EXERCISE INSTRUCTIONS: Copy all lines below containing "Opiniones".

DATA EXTRACT:
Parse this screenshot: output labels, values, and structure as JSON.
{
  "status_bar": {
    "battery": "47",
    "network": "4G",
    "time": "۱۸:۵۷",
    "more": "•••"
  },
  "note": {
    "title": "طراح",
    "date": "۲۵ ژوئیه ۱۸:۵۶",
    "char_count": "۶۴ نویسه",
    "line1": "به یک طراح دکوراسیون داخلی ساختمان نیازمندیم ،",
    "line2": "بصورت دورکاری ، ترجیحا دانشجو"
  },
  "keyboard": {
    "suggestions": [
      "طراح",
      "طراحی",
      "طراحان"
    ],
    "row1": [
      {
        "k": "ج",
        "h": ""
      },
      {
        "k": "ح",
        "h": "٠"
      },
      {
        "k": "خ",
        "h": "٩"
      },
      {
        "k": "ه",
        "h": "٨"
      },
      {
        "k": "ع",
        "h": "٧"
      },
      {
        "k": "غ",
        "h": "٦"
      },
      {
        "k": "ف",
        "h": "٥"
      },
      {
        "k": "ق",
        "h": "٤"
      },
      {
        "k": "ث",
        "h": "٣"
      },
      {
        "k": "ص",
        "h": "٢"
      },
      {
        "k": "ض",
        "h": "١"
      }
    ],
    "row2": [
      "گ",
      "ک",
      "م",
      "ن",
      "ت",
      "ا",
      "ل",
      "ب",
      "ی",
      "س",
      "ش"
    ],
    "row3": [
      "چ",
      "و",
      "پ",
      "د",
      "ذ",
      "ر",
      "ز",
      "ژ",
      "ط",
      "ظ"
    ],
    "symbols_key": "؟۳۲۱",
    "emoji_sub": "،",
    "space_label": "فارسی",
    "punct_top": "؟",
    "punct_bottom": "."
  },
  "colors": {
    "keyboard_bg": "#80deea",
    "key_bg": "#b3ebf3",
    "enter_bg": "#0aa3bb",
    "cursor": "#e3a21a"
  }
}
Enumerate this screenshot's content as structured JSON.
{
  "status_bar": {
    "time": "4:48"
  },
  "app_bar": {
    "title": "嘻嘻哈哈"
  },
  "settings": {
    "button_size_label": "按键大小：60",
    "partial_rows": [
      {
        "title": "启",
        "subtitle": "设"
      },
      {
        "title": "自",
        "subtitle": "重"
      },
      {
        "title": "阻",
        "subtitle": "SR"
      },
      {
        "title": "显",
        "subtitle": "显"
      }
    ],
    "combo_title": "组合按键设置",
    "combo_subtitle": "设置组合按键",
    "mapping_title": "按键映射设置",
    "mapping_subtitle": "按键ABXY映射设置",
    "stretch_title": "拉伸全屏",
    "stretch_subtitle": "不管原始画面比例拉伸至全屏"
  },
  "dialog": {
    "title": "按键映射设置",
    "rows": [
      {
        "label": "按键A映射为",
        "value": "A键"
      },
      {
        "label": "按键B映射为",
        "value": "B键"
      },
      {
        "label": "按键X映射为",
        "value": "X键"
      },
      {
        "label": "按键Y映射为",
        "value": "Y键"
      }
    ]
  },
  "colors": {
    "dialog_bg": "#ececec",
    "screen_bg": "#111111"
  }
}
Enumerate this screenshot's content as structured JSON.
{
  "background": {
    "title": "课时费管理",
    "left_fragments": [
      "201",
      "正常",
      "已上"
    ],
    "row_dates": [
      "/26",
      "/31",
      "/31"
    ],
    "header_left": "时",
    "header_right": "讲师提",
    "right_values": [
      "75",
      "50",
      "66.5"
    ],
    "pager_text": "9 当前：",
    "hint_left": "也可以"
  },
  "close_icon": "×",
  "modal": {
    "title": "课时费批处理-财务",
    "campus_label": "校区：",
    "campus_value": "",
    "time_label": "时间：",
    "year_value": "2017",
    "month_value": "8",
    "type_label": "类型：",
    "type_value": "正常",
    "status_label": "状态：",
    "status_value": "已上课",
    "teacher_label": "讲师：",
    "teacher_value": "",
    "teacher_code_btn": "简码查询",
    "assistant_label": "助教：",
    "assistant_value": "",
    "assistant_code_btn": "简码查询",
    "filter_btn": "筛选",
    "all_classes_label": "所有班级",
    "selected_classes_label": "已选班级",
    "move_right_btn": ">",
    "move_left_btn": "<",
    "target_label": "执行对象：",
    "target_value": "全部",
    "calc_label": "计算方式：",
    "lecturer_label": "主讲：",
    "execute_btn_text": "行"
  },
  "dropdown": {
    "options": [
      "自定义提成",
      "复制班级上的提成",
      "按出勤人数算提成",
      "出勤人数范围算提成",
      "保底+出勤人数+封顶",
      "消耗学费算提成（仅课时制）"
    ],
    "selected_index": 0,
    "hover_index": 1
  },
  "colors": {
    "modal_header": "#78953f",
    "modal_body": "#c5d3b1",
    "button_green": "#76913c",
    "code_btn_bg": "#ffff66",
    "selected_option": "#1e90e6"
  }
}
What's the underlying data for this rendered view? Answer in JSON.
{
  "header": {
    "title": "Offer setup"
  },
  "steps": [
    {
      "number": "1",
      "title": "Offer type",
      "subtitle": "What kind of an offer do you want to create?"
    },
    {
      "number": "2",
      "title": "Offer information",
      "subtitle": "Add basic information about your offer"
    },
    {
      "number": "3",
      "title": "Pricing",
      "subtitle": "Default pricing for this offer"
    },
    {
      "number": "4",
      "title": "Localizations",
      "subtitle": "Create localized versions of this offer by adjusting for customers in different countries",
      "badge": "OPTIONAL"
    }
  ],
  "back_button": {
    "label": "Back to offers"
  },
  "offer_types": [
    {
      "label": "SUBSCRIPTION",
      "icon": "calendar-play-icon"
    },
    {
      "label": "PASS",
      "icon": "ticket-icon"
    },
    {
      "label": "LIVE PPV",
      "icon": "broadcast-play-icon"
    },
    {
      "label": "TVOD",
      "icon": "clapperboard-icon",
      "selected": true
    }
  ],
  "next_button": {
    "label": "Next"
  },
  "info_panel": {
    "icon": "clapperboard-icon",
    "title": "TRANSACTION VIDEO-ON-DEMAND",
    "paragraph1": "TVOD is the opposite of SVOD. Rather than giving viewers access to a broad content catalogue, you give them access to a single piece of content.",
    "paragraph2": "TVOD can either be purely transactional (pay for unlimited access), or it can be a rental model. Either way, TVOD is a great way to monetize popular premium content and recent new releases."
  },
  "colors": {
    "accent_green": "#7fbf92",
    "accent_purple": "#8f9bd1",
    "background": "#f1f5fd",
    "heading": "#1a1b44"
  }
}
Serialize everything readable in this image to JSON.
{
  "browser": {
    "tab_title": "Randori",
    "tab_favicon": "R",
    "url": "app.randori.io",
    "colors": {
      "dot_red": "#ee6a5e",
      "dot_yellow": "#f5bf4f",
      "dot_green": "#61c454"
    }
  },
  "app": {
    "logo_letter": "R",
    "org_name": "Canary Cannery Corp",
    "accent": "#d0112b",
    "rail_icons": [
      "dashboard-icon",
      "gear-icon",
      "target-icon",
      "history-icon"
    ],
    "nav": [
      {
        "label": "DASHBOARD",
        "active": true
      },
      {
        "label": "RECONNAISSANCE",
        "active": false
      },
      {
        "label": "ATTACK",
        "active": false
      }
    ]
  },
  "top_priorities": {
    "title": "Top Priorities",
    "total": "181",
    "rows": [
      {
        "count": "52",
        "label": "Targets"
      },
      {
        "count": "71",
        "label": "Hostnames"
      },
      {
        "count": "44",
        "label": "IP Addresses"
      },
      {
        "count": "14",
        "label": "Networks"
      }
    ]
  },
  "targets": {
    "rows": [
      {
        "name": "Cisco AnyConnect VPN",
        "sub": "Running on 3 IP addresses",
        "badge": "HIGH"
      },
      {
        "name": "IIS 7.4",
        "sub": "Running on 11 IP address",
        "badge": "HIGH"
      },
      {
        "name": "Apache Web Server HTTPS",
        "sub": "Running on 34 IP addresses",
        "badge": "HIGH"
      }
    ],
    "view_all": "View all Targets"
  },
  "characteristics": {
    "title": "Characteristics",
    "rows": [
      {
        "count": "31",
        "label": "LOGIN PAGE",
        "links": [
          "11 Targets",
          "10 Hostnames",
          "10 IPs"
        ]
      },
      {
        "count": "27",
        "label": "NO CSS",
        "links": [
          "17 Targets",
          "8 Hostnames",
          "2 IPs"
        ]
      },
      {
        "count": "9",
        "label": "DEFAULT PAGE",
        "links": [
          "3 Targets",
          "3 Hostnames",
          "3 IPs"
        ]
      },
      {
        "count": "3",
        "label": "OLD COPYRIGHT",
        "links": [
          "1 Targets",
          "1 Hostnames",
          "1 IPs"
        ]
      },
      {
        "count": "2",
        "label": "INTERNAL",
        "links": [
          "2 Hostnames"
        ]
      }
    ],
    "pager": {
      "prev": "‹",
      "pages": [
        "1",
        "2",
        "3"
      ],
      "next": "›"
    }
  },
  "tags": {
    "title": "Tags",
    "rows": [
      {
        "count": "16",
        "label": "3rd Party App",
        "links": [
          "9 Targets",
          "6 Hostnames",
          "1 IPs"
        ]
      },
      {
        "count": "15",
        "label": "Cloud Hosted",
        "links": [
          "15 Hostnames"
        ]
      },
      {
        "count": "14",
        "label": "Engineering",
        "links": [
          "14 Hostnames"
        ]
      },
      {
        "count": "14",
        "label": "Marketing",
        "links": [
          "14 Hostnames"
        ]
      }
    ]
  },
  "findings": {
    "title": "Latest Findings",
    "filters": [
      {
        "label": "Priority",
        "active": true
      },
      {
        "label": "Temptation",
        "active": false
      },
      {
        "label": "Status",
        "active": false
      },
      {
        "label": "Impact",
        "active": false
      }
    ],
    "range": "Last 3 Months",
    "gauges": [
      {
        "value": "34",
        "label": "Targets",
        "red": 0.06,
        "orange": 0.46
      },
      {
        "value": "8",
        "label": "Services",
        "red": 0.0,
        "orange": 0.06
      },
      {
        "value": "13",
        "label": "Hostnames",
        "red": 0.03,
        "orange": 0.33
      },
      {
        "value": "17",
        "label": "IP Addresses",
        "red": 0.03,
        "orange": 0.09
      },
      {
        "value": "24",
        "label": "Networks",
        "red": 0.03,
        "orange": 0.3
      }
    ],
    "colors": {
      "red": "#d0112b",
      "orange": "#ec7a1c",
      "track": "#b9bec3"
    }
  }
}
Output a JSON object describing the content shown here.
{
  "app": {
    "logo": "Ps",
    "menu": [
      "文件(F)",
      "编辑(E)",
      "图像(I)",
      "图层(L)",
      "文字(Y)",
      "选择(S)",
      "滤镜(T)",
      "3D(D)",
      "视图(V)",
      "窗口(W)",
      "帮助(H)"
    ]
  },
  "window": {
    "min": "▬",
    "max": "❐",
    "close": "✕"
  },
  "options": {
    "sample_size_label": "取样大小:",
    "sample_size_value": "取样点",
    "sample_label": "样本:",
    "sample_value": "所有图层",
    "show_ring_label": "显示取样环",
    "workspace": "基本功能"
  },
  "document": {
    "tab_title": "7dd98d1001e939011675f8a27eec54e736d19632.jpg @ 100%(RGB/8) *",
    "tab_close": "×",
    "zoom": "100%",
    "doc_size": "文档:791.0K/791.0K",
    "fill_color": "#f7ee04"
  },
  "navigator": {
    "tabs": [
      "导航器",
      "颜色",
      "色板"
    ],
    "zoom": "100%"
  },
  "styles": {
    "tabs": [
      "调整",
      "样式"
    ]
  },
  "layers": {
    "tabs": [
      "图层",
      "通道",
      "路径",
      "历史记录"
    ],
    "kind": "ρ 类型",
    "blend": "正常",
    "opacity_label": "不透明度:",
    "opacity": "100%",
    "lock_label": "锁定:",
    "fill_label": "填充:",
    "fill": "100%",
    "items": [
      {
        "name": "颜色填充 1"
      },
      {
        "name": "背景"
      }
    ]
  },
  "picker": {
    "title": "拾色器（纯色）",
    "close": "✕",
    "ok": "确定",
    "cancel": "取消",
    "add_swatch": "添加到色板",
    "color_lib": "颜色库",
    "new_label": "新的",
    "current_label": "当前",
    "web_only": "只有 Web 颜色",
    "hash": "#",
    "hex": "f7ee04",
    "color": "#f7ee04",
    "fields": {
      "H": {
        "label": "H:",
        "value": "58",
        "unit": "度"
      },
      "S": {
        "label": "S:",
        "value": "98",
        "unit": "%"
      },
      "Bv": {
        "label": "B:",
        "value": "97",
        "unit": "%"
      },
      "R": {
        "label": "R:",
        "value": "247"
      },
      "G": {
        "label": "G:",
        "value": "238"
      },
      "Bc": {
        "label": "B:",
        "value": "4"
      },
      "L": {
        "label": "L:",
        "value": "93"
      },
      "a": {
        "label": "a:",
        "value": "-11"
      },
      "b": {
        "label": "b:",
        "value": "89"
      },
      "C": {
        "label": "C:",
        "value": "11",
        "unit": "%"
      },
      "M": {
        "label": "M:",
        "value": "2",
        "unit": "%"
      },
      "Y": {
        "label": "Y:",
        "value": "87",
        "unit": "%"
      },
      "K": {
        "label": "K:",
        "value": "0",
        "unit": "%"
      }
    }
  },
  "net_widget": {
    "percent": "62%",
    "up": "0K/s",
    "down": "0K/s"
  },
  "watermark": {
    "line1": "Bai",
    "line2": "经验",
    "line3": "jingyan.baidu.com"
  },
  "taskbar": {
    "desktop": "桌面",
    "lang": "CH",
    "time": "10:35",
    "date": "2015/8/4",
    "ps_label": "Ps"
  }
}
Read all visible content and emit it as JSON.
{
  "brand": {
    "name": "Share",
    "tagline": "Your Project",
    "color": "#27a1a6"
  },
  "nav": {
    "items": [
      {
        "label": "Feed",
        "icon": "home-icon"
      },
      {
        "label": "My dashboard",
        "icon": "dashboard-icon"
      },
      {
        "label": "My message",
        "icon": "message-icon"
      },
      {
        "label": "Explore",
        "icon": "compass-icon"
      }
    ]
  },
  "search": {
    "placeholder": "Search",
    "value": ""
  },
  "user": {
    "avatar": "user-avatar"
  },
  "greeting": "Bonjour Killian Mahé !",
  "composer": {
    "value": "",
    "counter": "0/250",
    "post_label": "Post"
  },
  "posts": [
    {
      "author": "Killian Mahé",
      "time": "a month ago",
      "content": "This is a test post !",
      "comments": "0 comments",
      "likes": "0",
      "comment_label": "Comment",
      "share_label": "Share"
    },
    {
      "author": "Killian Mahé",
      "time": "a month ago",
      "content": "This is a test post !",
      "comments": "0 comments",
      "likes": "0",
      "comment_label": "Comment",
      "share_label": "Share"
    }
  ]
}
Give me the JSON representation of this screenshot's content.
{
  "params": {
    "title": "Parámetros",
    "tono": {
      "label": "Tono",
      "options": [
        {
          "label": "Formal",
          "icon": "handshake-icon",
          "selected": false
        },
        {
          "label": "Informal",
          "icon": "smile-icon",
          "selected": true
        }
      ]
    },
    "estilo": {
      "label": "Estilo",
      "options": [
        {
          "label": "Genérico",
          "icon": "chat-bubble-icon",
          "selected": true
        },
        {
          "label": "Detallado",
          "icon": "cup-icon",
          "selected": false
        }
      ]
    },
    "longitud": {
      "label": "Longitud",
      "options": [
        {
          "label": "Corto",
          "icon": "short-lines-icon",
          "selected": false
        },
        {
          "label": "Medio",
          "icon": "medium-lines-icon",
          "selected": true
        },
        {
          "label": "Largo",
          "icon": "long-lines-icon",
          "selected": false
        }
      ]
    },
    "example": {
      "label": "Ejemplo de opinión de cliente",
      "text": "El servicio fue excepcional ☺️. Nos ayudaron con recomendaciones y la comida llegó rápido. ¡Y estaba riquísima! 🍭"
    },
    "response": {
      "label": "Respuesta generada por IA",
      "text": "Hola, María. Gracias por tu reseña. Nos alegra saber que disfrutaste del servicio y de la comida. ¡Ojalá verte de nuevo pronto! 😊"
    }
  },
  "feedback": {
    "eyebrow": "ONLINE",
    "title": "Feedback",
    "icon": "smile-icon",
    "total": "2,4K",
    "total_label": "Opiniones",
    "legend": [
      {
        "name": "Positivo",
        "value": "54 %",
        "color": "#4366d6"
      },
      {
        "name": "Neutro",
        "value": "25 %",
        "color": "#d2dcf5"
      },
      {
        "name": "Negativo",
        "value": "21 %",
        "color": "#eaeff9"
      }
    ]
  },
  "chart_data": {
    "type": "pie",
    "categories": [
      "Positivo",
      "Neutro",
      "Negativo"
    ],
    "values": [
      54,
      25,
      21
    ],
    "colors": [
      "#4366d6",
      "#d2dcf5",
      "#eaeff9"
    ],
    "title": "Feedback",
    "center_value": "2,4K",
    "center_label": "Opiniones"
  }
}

EXERCISE SOLUTION:
    "total_label": "Opiniones",
    "center_label": "Opiniones"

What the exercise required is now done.